[Request]
Each record below is to be copied word for word, with pictures removed.

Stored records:
● ● ●

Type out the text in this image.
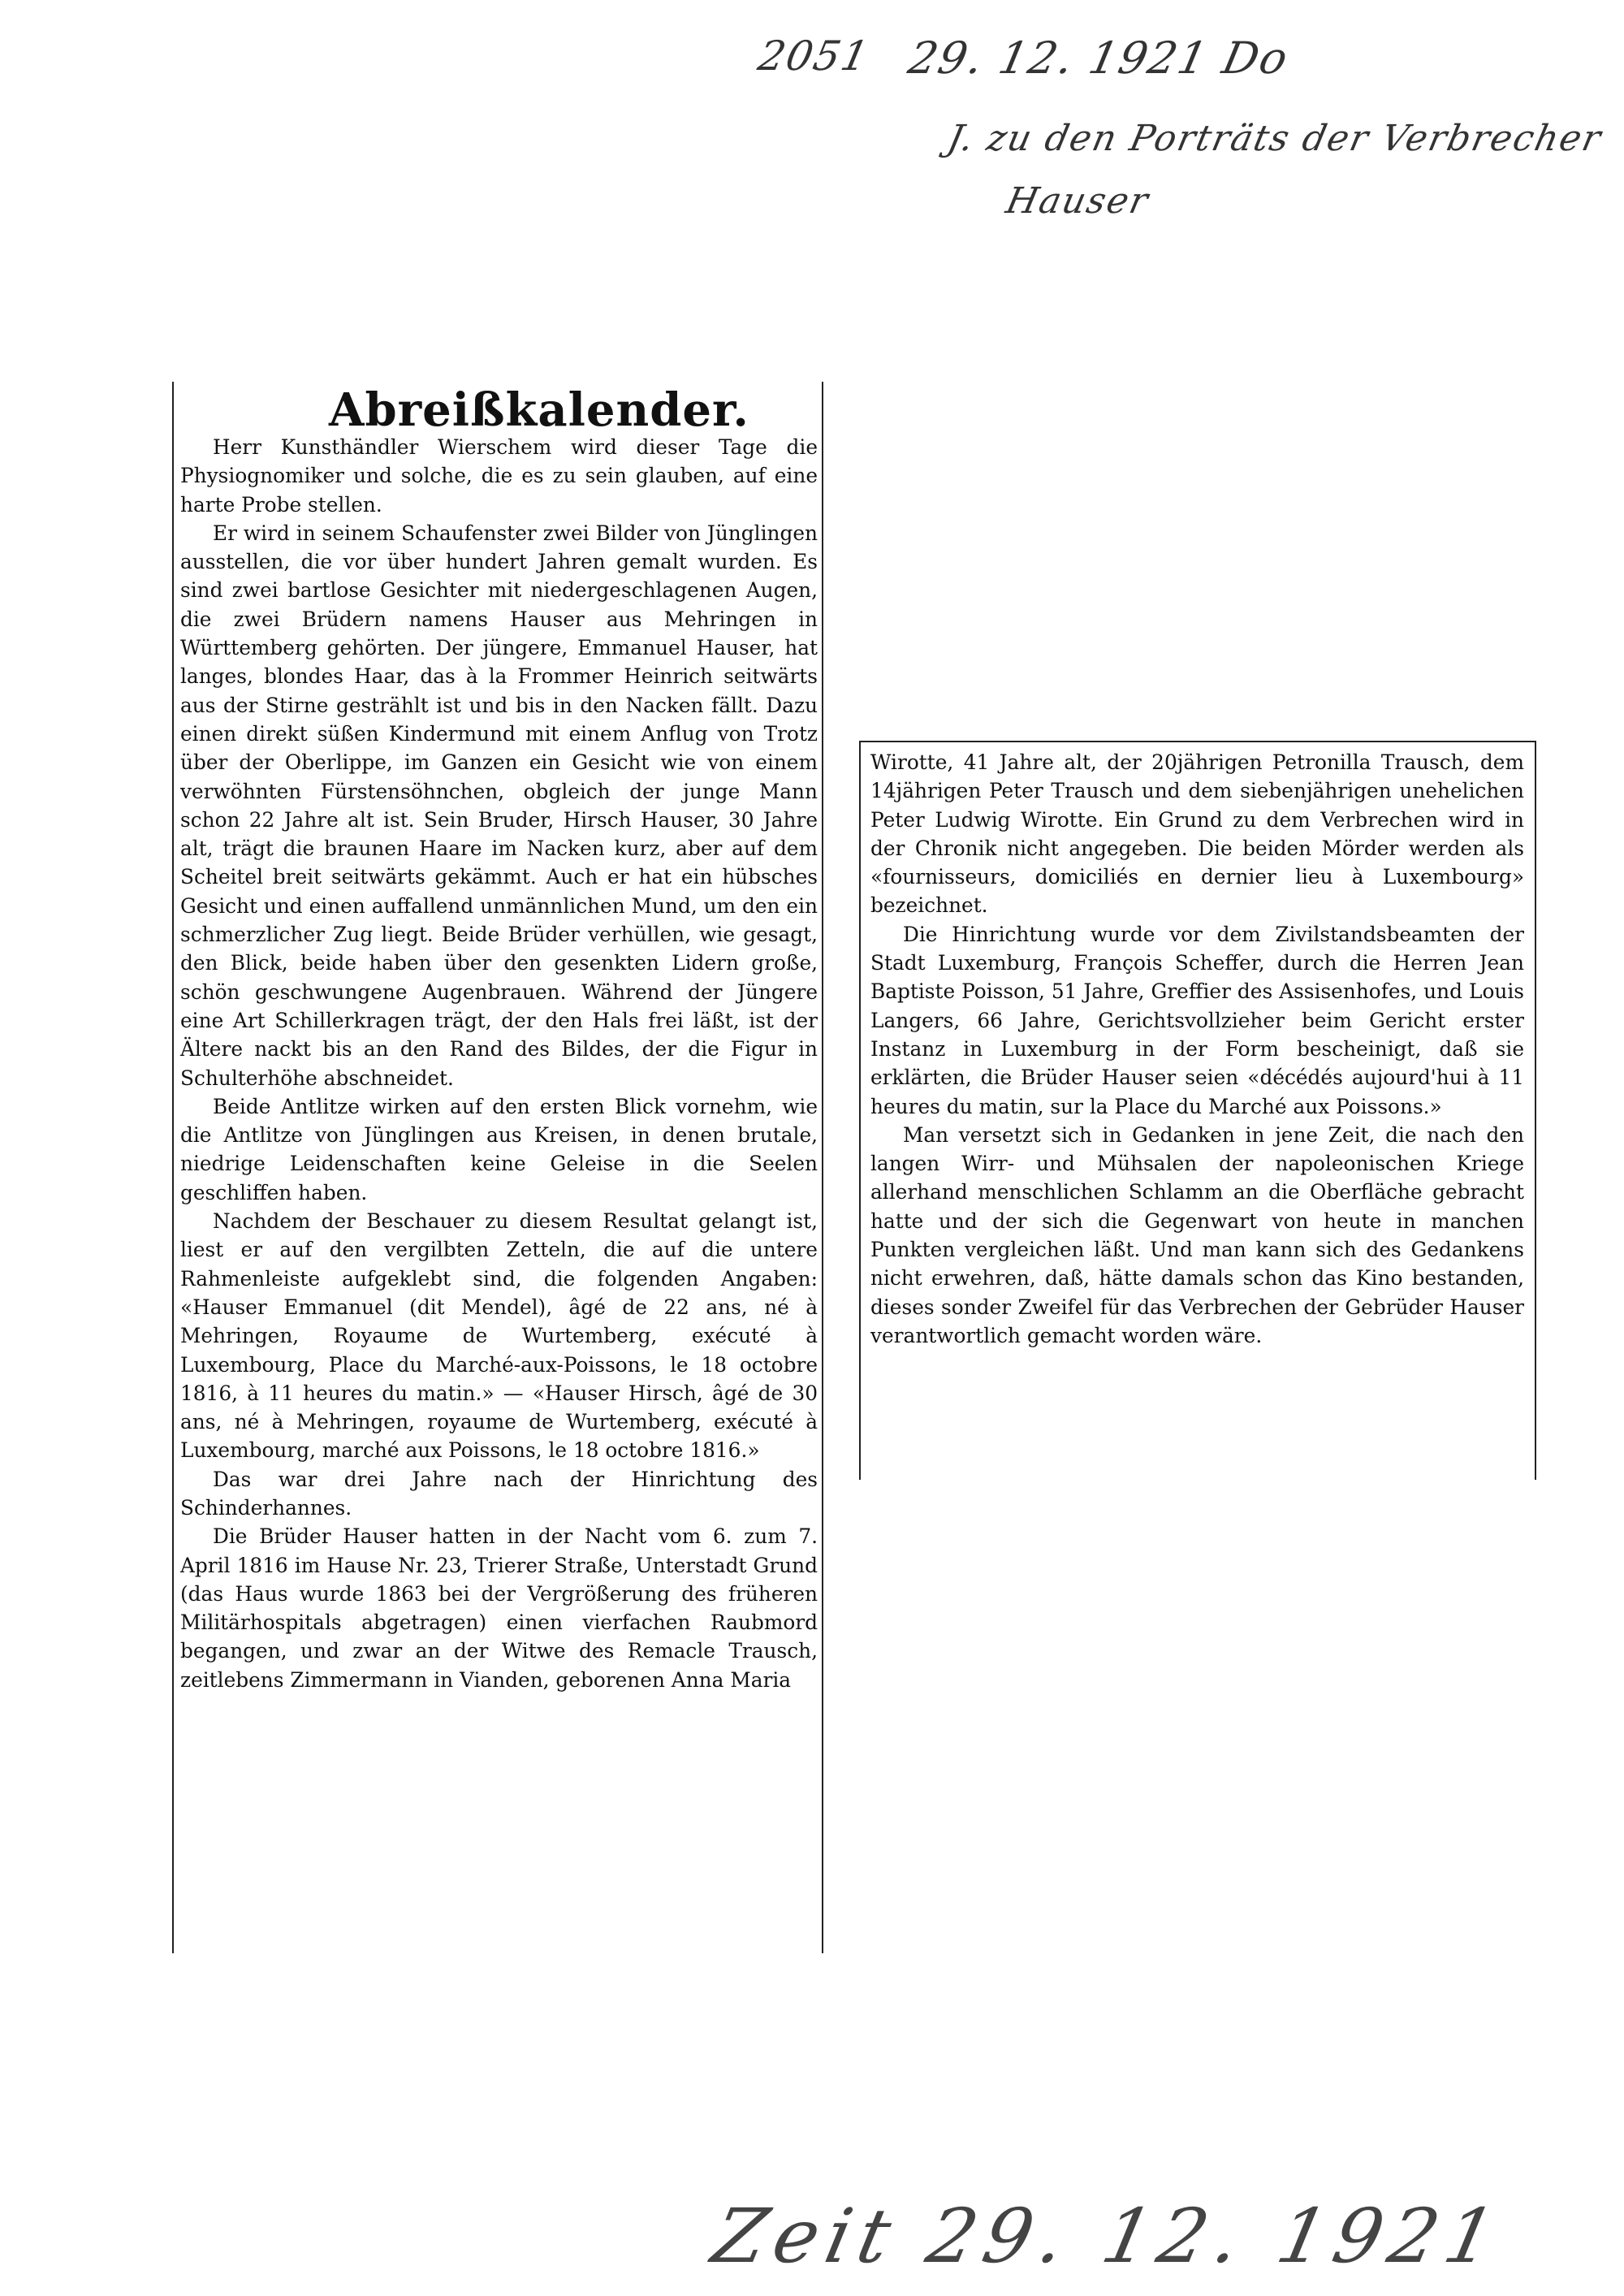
2051 29. 12. 1921 Do
J. zu den Porträts der Verbrecher
Hauser
Abreißkalender.

Herr Kunsthändler Wierschem wird dieser Tage die Physiognomiker und solche, die es zu sein glauben, auf eine harte Probe stellen.

Er wird in seinem Schaufenster zwei Bilder von Jünglingen ausstellen, die vor über hundert Jahren gemalt wurden. Es sind zwei bartlose Gesichter mit niedergeschlagenen Augen, die zwei Brüdern namens Hauser aus Mehringen in Württemberg gehörten. Der jüngere, Emmanuel Hauser, hat langes, blondes Haar, das à la Frommer Heinrich seitwärts aus der Stirne gestrählt ist und bis in den Nacken fällt. Dazu einen direkt süßen Kindermund mit einem Anflug von Trotz über der Oberlippe, im Ganzen ein Gesicht wie von einem verwöhnten Fürstensöhnchen, obgleich der junge Mann schon 22 Jahre alt ist. Sein Bruder, Hirsch Hauser, 30 Jahre alt, trägt die braunen Haare im Nacken kurz, aber auf dem Scheitel breit seitwärts gekämmt. Auch er hat ein hübsches Gesicht und einen auffallend unmännlichen Mund, um den ein schmerzlicher Zug liegt. Beide Brüder verhüllen, wie gesagt, den Blick, beide haben über den gesenkten Lidern große, schön geschwungene Augenbrauen. Während der Jüngere eine Art Schillerkragen trägt, der den Hals frei läßt, ist der Ältere nackt bis an den Rand des Bildes, der die Figur in Schulterhöhe abschneidet.

Beide Antlitze wirken auf den ersten Blick vornehm, wie die Antlitze von Jünglingen aus Kreisen, in denen brutale, niedrige Leidenschaften keine Geleise in die Seelen geschliffen haben.

Nachdem der Beschauer zu diesem Resultat gelangt ist, liest er auf den vergilbten Zetteln, die auf die untere Rahmenleiste aufgeklebt sind, die folgenden Angaben: «Hauser Emmanuel (dit Mendel), âgé de 22 ans, né à Mehringen, Royaume de Wurtemberg, exécuté à Luxembourg, Place du Marché-aux-Poissons, le 18 octobre 1816, à 11 heures du matin.» — «Hauser Hirsch, âgé de 30 ans, né à Mehringen, royaume de Wurtemberg, exécuté à Luxembourg, marché aux Poissons, le 18 octobre 1816.»

Das war drei Jahre nach der Hinrichtung des Schinderhannes.

Die Brüder Hauser hatten in der Nacht vom 6. zum 7. April 1816 im Hause Nr. 23, Trierer Straße, Unterstadt Grund (das Haus wurde 1863 bei der Vergrößerung des früheren Militärhospitals abgetragen) einen vierfachen Raubmord begangen, und zwar an der Witwe des Remacle Trausch, zeitlebens Zimmermann in Vianden, geborenen Anna Maria

Wirotte, 41 Jahre alt, der 20jährigen Petronilla Trausch, dem 14jährigen Peter Trausch und dem siebenjährigen unehelichen Peter Ludwig Wirotte. Ein Grund zu dem Verbrechen wird in der Chronik nicht angegeben. Die beiden Mörder werden als «fournisseurs, domiciliés en dernier lieu à Luxembourg» bezeichnet.

Die Hinrichtung wurde vor dem Zivilstandsbeamten der Stadt Luxemburg, François Scheffer, durch die Herren Jean Baptiste Poisson, 51 Jahre, Greffier des Assisenhofes, und Louis Langers, 66 Jahre, Gerichtsvollzieher beim Gericht erster Instanz in Luxemburg in der Form bescheinigt, daß sie erklärten, die Brüder Hauser seien «décédés aujourd'hui à 11 heures du matin, sur la Place du Marché aux Poissons.»

Man versetzt sich in Gedanken in jene Zeit, die nach den langen Wirr- und Mühsalen der napoleonischen Kriege allerhand menschlichen Schlamm an die Oberfläche gebracht hatte und der sich die Gegenwart von heute in manchen Punkten vergleichen läßt. Und man kann sich des Gedankens nicht erwehren, daß, hätte damals schon das Kino bestanden, dieses sonder Zweifel für das Verbrechen der Gebrüder Hauser verantwortlich gemacht worden wäre.

Zeit 29. 12. 1921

● ● ●

[Answer in full]
Type out the text in this image.
2051 29. 12. 1921 Do
J. zu den Porträts der Verbrecher
Hauser
Abreißkalender.

Herr Kunsthändler Wierschem wird dieser Tage die Physiognomiker und solche, die es zu sein glauben, auf eine harte Probe stellen.

Er wird in seinem Schaufenster zwei Bilder von Jünglingen ausstellen, die vor über hundert Jahren gemalt wurden. Es sind zwei bartlose Gesichter mit niedergeschlagenen Augen, die zwei Brüdern namens Hauser aus Mehringen in Württemberg gehörten. Der jüngere, Emmanuel Hauser, hat langes, blondes Haar, das à la Frommer Heinrich seitwärts aus der Stirne gestrählt ist und bis in den Nacken fällt. Dazu einen direkt süßen Kindermund mit einem Anflug von Trotz über der Oberlippe, im Ganzen ein Gesicht wie von einem verwöhnten Fürstensöhnchen, obgleich der junge Mann schon 22 Jahre alt ist. Sein Bruder, Hirsch Hauser, 30 Jahre alt, trägt die braunen Haare im Nacken kurz, aber auf dem Scheitel breit seitwärts gekämmt. Auch er hat ein hübsches Gesicht und einen auffallend unmännlichen Mund, um den ein schmerzlicher Zug liegt. Beide Brüder verhüllen, wie gesagt, den Blick, beide haben über den gesenkten Lidern große, schön geschwungene Augenbrauen. Während der Jüngere eine Art Schillerkragen trägt, der den Hals frei läßt, ist der Ältere nackt bis an den Rand des Bildes, der die Figur in Schulterhöhe abschneidet.

Beide Antlitze wirken auf den ersten Blick vornehm, wie die Antlitze von Jünglingen aus Kreisen, in denen brutale, niedrige Leidenschaften keine Geleise in die Seelen geschliffen haben.

Nachdem der Beschauer zu diesem Resultat gelangt ist, liest er auf den vergilbten Zetteln, die auf die untere Rahmenleiste aufgeklebt sind, die folgenden Angaben: «Hauser Emmanuel (dit Mendel), âgé de 22 ans, né à Mehringen, Royaume de Wurtemberg, exécuté à Luxembourg, Place du Marché-aux-Poissons, le 18 octobre 1816, à 11 heures du matin.» — «Hauser Hirsch, âgé de 30 ans, né à Mehringen, royaume de Wurtemberg, exécuté à Luxembourg, marché aux Poissons, le 18 octobre 1816.»

Das war drei Jahre nach der Hinrichtung des Schinderhannes.

Die Brüder Hauser hatten in der Nacht vom 6. zum 7. April 1816 im Hause Nr. 23, Trierer Straße, Unterstadt Grund (das Haus wurde 1863 bei der Vergrößerung des früheren Militärhospitals abgetragen) einen vierfachen Raubmord begangen, und zwar an der Witwe des Remacle Trausch, zeitlebens Zimmermann in Vianden, geborenen Anna Maria

Wirotte, 41 Jahre alt, der 20jährigen Petronilla Trausch, dem 14jährigen Peter Trausch und dem siebenjährigen unehelichen Peter Ludwig Wirotte. Ein Grund zu dem Verbrechen wird in der Chronik nicht angegeben. Die beiden Mörder werden als «fournisseurs, domiciliés en dernier lieu à Luxembourg» bezeichnet.

Die Hinrichtung wurde vor dem Zivilstandsbeamten der Stadt Luxemburg, François Scheffer, durch die Herren Jean Baptiste Poisson, 51 Jahre, Greffier des Assisenhofes, und Louis Langers, 66 Jahre, Gerichtsvollzieher beim Gericht erster Instanz in Luxemburg in der Form bescheinigt, daß sie erklärten, die Brüder Hauser seien «décédés aujourd'hui à 11 heures du matin, sur la Place du Marché aux Poissons.»

Man versetzt sich in Gedanken in jene Zeit, die nach den langen Wirr- und Mühsalen der napoleonischen Kriege allerhand menschlichen Schlamm an die Oberfläche gebracht hatte und der sich die Gegenwart von heute in manchen Punkten vergleichen läßt. Und man kann sich des Gedankens nicht erwehren, daß, hätte damals schon das Kino bestanden, dieses sonder Zweifel für das Verbrechen der Gebrüder Hauser verantwortlich gemacht worden wäre.

Zeit 29. 12. 1921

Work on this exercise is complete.